DESCRIPTION OF THE TASK:
For every line in the data below that contains "ucla", copy the line.

#####

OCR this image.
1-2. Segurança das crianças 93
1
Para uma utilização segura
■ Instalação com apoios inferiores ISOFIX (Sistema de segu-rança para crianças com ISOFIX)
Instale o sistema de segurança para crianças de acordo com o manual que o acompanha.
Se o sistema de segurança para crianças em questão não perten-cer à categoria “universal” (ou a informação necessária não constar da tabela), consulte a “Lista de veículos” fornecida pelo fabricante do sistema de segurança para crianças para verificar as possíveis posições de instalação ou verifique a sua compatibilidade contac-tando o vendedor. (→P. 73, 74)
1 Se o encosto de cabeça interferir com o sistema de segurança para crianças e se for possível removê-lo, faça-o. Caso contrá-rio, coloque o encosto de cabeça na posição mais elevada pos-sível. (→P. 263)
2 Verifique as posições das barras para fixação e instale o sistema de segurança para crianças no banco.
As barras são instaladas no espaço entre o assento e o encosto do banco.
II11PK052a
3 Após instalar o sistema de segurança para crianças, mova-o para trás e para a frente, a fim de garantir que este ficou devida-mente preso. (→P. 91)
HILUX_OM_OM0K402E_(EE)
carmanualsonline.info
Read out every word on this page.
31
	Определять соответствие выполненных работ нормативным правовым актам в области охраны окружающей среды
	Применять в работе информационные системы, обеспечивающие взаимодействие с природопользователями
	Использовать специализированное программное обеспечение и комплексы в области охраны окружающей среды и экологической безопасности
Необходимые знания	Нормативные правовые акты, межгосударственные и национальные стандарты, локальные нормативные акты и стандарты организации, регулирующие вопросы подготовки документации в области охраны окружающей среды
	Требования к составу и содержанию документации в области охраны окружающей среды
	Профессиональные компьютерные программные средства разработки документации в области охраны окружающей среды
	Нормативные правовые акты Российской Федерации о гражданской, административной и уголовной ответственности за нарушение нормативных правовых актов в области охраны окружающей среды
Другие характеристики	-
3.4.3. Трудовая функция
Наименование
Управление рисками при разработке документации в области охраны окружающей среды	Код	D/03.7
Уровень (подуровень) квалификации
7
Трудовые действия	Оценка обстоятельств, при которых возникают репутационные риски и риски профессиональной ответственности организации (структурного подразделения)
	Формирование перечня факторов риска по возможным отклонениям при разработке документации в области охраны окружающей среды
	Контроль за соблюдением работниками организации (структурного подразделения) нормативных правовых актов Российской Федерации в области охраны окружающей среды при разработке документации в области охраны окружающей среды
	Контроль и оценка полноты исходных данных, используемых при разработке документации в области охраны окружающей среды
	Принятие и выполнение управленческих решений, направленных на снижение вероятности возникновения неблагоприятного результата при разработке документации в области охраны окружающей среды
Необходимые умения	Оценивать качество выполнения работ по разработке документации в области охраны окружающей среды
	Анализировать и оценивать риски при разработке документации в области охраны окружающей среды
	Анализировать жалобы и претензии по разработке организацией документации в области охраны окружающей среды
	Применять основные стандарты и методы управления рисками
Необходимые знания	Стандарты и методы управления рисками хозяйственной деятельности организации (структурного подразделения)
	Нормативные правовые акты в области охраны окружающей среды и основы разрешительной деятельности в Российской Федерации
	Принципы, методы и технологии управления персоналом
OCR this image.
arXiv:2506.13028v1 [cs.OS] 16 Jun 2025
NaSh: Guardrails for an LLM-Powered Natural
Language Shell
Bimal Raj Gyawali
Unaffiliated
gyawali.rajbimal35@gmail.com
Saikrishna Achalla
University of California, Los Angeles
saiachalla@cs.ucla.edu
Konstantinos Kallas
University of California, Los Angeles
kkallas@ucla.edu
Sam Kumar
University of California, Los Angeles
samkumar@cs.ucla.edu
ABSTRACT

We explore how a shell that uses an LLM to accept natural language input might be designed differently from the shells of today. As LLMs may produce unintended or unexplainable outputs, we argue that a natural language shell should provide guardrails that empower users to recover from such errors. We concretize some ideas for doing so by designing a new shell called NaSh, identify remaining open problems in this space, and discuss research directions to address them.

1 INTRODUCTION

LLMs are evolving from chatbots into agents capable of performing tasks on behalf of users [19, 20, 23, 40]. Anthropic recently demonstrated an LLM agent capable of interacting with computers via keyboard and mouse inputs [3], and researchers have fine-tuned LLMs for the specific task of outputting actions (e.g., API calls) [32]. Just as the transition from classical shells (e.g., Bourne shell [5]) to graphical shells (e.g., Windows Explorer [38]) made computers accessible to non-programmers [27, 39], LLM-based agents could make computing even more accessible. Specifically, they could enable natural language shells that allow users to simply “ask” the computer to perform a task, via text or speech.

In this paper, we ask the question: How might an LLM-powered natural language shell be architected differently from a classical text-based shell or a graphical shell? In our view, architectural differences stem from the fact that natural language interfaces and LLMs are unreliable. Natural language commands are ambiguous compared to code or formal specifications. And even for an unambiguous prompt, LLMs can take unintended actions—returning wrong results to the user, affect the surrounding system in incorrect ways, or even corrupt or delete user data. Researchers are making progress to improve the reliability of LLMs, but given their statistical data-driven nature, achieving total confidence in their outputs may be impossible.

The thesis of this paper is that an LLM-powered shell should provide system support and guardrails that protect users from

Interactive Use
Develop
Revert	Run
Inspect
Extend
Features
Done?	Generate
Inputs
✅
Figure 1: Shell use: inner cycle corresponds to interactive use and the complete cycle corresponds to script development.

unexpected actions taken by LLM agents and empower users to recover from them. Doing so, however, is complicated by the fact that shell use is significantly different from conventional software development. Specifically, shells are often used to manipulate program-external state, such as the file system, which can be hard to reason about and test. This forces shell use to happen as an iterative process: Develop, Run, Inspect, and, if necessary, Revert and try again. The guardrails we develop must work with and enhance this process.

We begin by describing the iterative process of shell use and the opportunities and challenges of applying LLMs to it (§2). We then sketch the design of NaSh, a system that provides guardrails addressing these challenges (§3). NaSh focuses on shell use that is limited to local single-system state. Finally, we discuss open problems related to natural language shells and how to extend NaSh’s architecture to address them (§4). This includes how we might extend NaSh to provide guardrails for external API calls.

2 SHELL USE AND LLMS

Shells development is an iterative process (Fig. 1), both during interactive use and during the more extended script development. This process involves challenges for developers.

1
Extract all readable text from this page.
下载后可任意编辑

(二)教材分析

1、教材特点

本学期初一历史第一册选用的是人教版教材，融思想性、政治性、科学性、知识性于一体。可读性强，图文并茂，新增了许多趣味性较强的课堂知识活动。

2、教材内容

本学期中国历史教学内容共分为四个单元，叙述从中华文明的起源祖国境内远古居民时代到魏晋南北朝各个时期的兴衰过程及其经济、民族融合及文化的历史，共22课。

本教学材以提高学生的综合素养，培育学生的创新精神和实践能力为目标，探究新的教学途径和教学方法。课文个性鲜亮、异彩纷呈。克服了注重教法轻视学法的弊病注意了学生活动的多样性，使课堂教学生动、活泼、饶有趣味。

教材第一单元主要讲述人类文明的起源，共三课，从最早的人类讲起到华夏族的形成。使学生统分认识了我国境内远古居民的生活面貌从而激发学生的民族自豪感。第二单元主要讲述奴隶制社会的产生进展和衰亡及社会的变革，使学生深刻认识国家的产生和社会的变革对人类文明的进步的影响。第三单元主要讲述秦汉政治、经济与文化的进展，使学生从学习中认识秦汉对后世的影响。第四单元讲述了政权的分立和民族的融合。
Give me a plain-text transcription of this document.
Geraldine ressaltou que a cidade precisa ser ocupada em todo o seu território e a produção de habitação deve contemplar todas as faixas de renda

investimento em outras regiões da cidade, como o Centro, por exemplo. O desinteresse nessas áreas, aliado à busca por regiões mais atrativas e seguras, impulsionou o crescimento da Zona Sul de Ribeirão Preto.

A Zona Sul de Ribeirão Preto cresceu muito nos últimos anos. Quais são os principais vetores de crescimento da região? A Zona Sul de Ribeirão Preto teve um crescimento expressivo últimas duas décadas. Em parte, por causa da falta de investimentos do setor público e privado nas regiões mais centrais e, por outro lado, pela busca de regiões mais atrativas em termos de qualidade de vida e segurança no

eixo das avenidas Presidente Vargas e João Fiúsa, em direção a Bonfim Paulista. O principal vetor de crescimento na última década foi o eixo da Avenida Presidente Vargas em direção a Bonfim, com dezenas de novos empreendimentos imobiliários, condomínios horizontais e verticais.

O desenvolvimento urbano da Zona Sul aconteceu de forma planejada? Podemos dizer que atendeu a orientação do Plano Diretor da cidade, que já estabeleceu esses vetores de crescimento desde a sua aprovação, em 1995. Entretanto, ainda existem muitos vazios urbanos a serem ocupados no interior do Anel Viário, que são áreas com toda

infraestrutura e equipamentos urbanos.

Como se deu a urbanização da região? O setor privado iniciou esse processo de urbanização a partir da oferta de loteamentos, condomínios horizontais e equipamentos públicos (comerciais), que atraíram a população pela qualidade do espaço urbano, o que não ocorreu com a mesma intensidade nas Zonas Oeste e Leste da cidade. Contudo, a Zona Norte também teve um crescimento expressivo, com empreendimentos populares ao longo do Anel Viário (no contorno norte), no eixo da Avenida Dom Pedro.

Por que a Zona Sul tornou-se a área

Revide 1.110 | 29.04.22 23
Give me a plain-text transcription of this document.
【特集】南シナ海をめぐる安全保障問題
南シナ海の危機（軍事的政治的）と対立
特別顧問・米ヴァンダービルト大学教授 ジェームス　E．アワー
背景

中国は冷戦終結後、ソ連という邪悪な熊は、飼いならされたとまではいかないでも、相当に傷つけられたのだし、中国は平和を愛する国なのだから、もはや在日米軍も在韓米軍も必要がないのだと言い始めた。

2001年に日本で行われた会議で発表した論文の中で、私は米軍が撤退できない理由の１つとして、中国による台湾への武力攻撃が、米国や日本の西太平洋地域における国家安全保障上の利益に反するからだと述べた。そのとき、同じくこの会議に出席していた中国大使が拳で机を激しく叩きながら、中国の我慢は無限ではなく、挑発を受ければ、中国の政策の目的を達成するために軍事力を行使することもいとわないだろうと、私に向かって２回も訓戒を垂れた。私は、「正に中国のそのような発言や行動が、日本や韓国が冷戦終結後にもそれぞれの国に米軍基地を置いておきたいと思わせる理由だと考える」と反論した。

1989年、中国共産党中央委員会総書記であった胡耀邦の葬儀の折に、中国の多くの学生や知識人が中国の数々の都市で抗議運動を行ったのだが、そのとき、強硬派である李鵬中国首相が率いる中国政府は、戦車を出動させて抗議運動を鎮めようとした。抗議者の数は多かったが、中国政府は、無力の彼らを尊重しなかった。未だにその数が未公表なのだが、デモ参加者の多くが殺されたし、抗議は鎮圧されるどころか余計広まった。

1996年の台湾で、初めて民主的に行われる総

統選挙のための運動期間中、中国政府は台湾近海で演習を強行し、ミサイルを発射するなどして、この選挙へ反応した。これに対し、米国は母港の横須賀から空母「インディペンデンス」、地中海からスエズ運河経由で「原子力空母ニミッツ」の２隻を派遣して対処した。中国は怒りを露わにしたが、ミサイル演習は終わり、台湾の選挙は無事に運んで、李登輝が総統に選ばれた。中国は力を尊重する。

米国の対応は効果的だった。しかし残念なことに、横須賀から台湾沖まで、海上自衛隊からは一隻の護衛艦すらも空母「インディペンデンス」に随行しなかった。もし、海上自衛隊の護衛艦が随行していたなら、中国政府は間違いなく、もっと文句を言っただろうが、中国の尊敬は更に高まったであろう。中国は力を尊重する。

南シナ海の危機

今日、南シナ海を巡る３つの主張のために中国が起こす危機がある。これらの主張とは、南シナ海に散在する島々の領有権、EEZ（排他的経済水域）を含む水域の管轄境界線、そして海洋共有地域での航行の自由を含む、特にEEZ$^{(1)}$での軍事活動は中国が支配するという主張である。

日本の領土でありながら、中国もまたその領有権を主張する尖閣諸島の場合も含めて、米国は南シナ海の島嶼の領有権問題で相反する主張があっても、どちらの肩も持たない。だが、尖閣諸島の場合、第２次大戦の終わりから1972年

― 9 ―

#####

EXERCISE OUTPUT:
saiachalla@cs.ucla.edu
kkallas@ucla.edu
samkumar@cs.ucla.edu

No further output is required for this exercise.